- WHAT YOU WILL DO
Your task is to transcribe the data in full.
******************************
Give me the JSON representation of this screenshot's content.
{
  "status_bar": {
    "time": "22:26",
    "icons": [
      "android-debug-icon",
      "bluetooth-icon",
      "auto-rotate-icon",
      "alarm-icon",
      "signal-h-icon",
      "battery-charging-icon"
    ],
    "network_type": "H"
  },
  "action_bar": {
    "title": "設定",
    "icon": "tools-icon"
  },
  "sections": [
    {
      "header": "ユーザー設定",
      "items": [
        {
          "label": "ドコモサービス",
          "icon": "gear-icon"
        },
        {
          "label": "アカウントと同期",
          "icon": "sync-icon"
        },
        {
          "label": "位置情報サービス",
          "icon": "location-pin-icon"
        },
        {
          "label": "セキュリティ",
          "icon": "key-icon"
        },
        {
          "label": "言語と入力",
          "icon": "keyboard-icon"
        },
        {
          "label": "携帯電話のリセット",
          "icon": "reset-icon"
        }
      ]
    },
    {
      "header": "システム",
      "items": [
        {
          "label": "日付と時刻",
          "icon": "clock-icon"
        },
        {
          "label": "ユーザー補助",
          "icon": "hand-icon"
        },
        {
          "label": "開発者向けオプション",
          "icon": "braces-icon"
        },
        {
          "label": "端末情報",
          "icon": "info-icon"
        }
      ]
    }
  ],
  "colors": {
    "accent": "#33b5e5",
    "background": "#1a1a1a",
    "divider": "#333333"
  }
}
******************************
- EXERCISE ANSWER
Give me the JSON representation of this screenshot's content.
{
  "status_bar": {
    "time": "22:26",
    "icons": [
      "android-debug-icon",
      "bluetooth-icon",
      "auto-rotate-icon",
      "alarm-icon",
      "signal-h-icon",
      "battery-charging-icon"
    ],
    "network_type": "H"
  },
  "action_bar": {
    "title": "設定",
    "icon": "tools-icon"
  },
  "sections": [
    {
      "header": "ユーザー設定",
      "items": [
        {
          "label": "ドコモサービス",
          "icon": "gear-icon"
        },
        {
          "label": "アカウントと同期",
          "icon": "sync-icon"
        },
        {
          "label": "位置情報サービス",
          "icon": "location-pin-icon"
        },
        {
          "label": "セキュリティ",
          "icon": "key-icon"
        },
        {
          "label": "言語と入力",
          "icon": "keyboard-icon"
        },
        {
          "label": "携帯電話のリセット",
          "icon": "reset-icon"
        }
      ]
    },
    {
      "header": "システム",
      "items": [
        {
          "label": "日付と時刻",
          "icon": "clock-icon"
        },
        {
          "label": "ユーザー補助",
          "icon": "hand-icon"
        },
        {
          "label": "開発者向けオプション",
          "icon": "braces-icon"
        },
        {
          "label": "端末情報",
          "icon": "info-icon"
        }
      ]
    }
  ],
  "colors": {
    "accent": "#33b5e5",
    "background": "#1a1a1a",
    "divider": "#333333"
  }
}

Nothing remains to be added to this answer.